ROWS
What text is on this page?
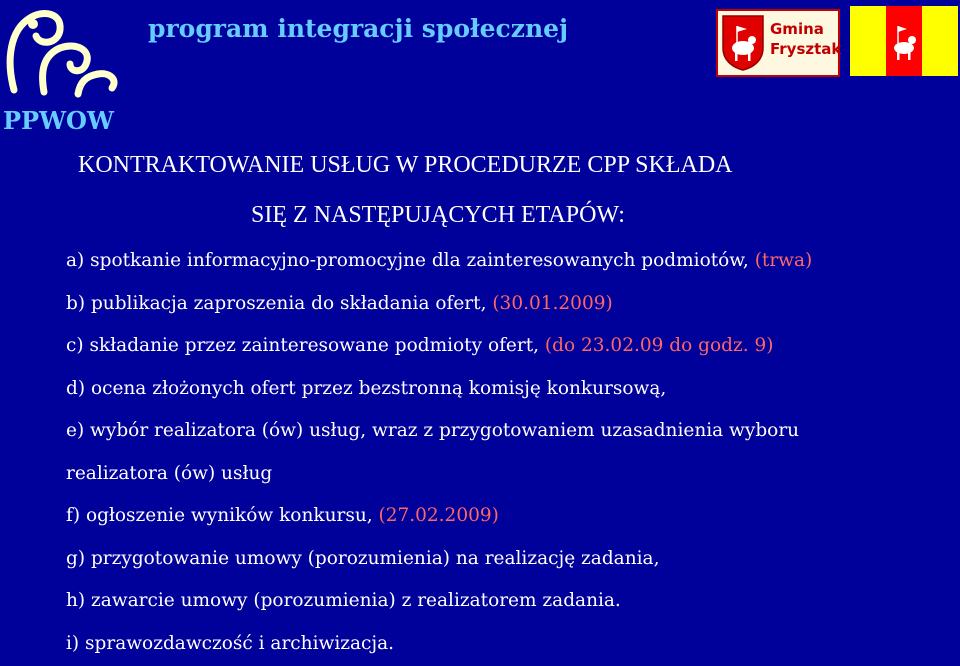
PPWOW
program integracji społecznej	Gmina
Frysztak

KONTRAKTOWANIE USŁUG W PROCEDURZE CPP SKŁADA

SIĘ Z NASTĘPUJĄCYCH ETAPÓW:

a) spotkanie informacyjno-promocyjne dla zainteresowanych podmiotów, (trwa)

b) publikacja zaproszenia do składania ofert, (30.01.2009)

c) składanie przez zainteresowane podmioty ofert, (do 23.02.09 do godz. 9)

d) ocena złożonych ofert przez bezstronną komisję konkursową,

e) wybór realizatora (ów) usług, wraz z przygotowaniem uzasadnienia wyboru

realizatora (ów) usług

f) ogłoszenie wyników konkursu, (27.02.2009)

g) przygotowanie umowy (porozumienia) na realizację zadania,

h) zawarcie umowy (porozumienia) z realizatorem zadania.

i) sprawozdawczość i archiwizacja.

GIVEN INSTRUCTION
Print the complete listing exactly, apart from any pictures.

RESULT OF THIS EXERCISE
What text is on this page?
PPWOW
program integracji społecznej	Gmina
Frysztak

KONTRAKTOWANIE USŁUG W PROCEDURZE CPP SKŁADA

SIĘ Z NASTĘPUJĄCYCH ETAPÓW:

a) spotkanie informacyjno-promocyjne dla zainteresowanych podmiotów, (trwa)

b) publikacja zaproszenia do składania ofert, (30.01.2009)

c) składanie przez zainteresowane podmioty ofert, (do 23.02.09 do godz. 9)

d) ocena złożonych ofert przez bezstronną komisję konkursową,

e) wybór realizatora (ów) usług, wraz z przygotowaniem uzasadnienia wyboru

realizatora (ów) usług

f) ogłoszenie wyników konkursu, (27.02.2009)

g) przygotowanie umowy (porozumienia) na realizację zadania,

h) zawarcie umowy (porozumienia) z realizatorem zadania.

i) sprawozdawczość i archiwizacja.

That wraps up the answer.